>> Begin

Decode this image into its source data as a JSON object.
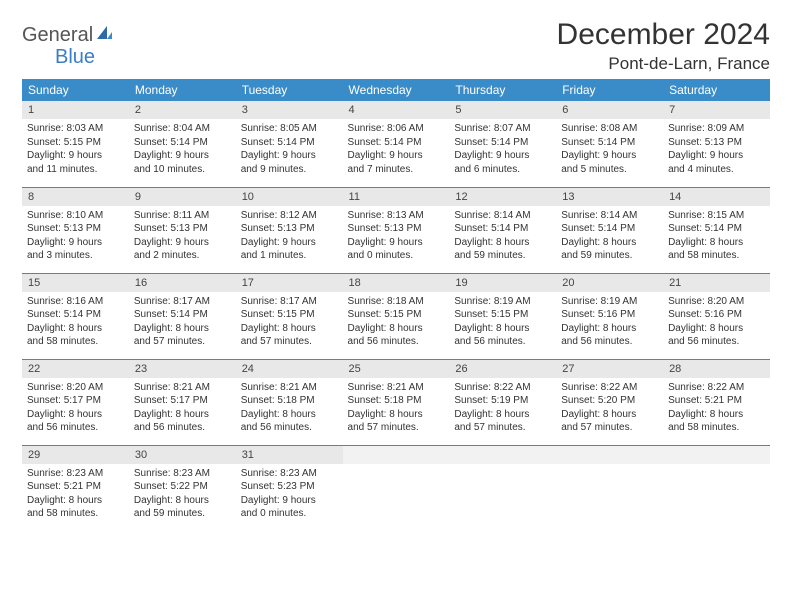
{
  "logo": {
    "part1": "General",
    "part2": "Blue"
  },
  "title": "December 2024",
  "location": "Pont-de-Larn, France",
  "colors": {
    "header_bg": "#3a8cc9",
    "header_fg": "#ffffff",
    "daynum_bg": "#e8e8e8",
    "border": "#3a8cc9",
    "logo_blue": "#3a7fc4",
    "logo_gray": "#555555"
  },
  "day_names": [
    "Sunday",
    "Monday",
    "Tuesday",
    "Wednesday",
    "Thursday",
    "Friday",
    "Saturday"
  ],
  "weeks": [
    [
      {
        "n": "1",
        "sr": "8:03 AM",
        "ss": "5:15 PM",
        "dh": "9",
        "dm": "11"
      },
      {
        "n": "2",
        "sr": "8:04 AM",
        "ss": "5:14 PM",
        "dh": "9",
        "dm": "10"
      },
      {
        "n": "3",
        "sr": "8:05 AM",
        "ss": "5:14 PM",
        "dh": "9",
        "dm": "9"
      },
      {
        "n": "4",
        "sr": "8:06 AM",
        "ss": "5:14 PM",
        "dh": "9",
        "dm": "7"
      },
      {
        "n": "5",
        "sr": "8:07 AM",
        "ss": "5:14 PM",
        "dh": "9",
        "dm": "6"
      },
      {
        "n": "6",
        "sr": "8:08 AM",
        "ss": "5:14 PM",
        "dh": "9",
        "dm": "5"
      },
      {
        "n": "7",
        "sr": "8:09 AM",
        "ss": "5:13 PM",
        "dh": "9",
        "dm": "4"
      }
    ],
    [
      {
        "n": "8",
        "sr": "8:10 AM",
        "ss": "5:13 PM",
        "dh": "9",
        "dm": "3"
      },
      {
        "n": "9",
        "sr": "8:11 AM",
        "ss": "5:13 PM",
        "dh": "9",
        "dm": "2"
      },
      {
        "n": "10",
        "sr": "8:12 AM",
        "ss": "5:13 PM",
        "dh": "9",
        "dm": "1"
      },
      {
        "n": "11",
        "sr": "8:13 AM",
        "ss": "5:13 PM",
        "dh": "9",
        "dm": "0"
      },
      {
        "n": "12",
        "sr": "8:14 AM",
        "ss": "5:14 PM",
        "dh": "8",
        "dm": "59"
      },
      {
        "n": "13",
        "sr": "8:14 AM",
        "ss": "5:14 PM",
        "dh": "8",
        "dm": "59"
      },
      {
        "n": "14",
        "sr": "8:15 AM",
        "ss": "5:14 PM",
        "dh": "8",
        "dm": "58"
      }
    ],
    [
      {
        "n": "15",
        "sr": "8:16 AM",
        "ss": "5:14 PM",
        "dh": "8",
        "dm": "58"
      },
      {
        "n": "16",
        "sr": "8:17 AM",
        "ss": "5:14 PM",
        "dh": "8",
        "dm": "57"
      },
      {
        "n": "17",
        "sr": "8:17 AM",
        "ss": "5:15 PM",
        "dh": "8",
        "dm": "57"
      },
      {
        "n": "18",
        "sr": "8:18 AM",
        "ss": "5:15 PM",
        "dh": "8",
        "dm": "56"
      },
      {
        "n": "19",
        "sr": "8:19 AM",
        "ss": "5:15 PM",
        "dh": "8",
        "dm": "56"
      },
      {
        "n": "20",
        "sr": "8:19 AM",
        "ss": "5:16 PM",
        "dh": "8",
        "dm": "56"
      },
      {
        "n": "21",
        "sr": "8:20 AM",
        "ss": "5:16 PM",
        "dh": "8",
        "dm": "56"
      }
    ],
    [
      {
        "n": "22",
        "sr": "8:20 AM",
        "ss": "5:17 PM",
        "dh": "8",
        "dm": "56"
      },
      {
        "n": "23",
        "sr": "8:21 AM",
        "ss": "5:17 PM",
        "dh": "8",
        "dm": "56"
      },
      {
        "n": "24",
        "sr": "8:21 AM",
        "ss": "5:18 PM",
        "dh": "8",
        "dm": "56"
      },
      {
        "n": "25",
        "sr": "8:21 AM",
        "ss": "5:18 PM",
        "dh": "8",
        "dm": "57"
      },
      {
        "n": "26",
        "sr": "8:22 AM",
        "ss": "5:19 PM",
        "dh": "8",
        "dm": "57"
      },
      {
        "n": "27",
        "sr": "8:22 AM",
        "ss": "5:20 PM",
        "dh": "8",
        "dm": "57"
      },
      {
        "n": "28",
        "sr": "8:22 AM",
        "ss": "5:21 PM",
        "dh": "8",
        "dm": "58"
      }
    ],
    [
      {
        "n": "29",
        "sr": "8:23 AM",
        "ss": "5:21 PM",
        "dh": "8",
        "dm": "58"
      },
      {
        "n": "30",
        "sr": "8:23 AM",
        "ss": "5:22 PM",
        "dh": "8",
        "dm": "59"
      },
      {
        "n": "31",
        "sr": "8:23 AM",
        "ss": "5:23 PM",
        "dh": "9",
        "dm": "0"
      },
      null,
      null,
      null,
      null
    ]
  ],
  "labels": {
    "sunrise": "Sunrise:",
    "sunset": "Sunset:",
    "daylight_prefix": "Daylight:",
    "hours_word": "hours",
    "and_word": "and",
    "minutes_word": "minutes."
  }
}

>> End

Return the listing above unchanged, apart from dropping its pictures.

THE RESULT:
Decode this image into its source data as a JSON object.
{
  "logo": {
    "part1": "General",
    "part2": "Blue"
  },
  "title": "December 2024",
  "location": "Pont-de-Larn, France",
  "colors": {
    "header_bg": "#3a8cc9",
    "header_fg": "#ffffff",
    "daynum_bg": "#e8e8e8",
    "border": "#3a8cc9",
    "logo_blue": "#3a7fc4",
    "logo_gray": "#555555"
  },
  "day_names": [
    "Sunday",
    "Monday",
    "Tuesday",
    "Wednesday",
    "Thursday",
    "Friday",
    "Saturday"
  ],
  "weeks": [
    [
      {
        "n": "1",
        "sr": "8:03 AM",
        "ss": "5:15 PM",
        "dh": "9",
        "dm": "11"
      },
      {
        "n": "2",
        "sr": "8:04 AM",
        "ss": "5:14 PM",
        "dh": "9",
        "dm": "10"
      },
      {
        "n": "3",
        "sr": "8:05 AM",
        "ss": "5:14 PM",
        "dh": "9",
        "dm": "9"
      },
      {
        "n": "4",
        "sr": "8:06 AM",
        "ss": "5:14 PM",
        "dh": "9",
        "dm": "7"
      },
      {
        "n": "5",
        "sr": "8:07 AM",
        "ss": "5:14 PM",
        "dh": "9",
        "dm": "6"
      },
      {
        "n": "6",
        "sr": "8:08 AM",
        "ss": "5:14 PM",
        "dh": "9",
        "dm": "5"
      },
      {
        "n": "7",
        "sr": "8:09 AM",
        "ss": "5:13 PM",
        "dh": "9",
        "dm": "4"
      }
    ],
    [
      {
        "n": "8",
        "sr": "8:10 AM",
        "ss": "5:13 PM",
        "dh": "9",
        "dm": "3"
      },
      {
        "n": "9",
        "sr": "8:11 AM",
        "ss": "5:13 PM",
        "dh": "9",
        "dm": "2"
      },
      {
        "n": "10",
        "sr": "8:12 AM",
        "ss": "5:13 PM",
        "dh": "9",
        "dm": "1"
      },
      {
        "n": "11",
        "sr": "8:13 AM",
        "ss": "5:13 PM",
        "dh": "9",
        "dm": "0"
      },
      {
        "n": "12",
        "sr": "8:14 AM",
        "ss": "5:14 PM",
        "dh": "8",
        "dm": "59"
      },
      {
        "n": "13",
        "sr": "8:14 AM",
        "ss": "5:14 PM",
        "dh": "8",
        "dm": "59"
      },
      {
        "n": "14",
        "sr": "8:15 AM",
        "ss": "5:14 PM",
        "dh": "8",
        "dm": "58"
      }
    ],
    [
      {
        "n": "15",
        "sr": "8:16 AM",
        "ss": "5:14 PM",
        "dh": "8",
        "dm": "58"
      },
      {
        "n": "16",
        "sr": "8:17 AM",
        "ss": "5:14 PM",
        "dh": "8",
        "dm": "57"
      },
      {
        "n": "17",
        "sr": "8:17 AM",
        "ss": "5:15 PM",
        "dh": "8",
        "dm": "57"
      },
      {
        "n": "18",
        "sr": "8:18 AM",
        "ss": "5:15 PM",
        "dh": "8",
        "dm": "56"
      },
      {
        "n": "19",
        "sr": "8:19 AM",
        "ss": "5:15 PM",
        "dh": "8",
        "dm": "56"
      },
      {
        "n": "20",
        "sr": "8:19 AM",
        "ss": "5:16 PM",
        "dh": "8",
        "dm": "56"
      },
      {
        "n": "21",
        "sr": "8:20 AM",
        "ss": "5:16 PM",
        "dh": "8",
        "dm": "56"
      }
    ],
    [
      {
        "n": "22",
        "sr": "8:20 AM",
        "ss": "5:17 PM",
        "dh": "8",
        "dm": "56"
      },
      {
        "n": "23",
        "sr": "8:21 AM",
        "ss": "5:17 PM",
        "dh": "8",
        "dm": "56"
      },
      {
        "n": "24",
        "sr": "8:21 AM",
        "ss": "5:18 PM",
        "dh": "8",
        "dm": "56"
      },
      {
        "n": "25",
        "sr": "8:21 AM",
        "ss": "5:18 PM",
        "dh": "8",
        "dm": "57"
      },
      {
        "n": "26",
        "sr": "8:22 AM",
        "ss": "5:19 PM",
        "dh": "8",
        "dm": "57"
      },
      {
        "n": "27",
        "sr": "8:22 AM",
        "ss": "5:20 PM",
        "dh": "8",
        "dm": "57"
      },
      {
        "n": "28",
        "sr": "8:22 AM",
        "ss": "5:21 PM",
        "dh": "8",
        "dm": "58"
      }
    ],
    [
      {
        "n": "29",
        "sr": "8:23 AM",
        "ss": "5:21 PM",
        "dh": "8",
        "dm": "58"
      },
      {
        "n": "30",
        "sr": "8:23 AM",
        "ss": "5:22 PM",
        "dh": "8",
        "dm": "59"
      },
      {
        "n": "31",
        "sr": "8:23 AM",
        "ss": "5:23 PM",
        "dh": "9",
        "dm": "0"
      },
      null,
      null,
      null,
      null
    ]
  ],
  "labels": {
    "sunrise": "Sunrise:",
    "sunset": "Sunset:",
    "daylight_prefix": "Daylight:",
    "hours_word": "hours",
    "and_word": "and",
    "minutes_word": "minutes."
  }
}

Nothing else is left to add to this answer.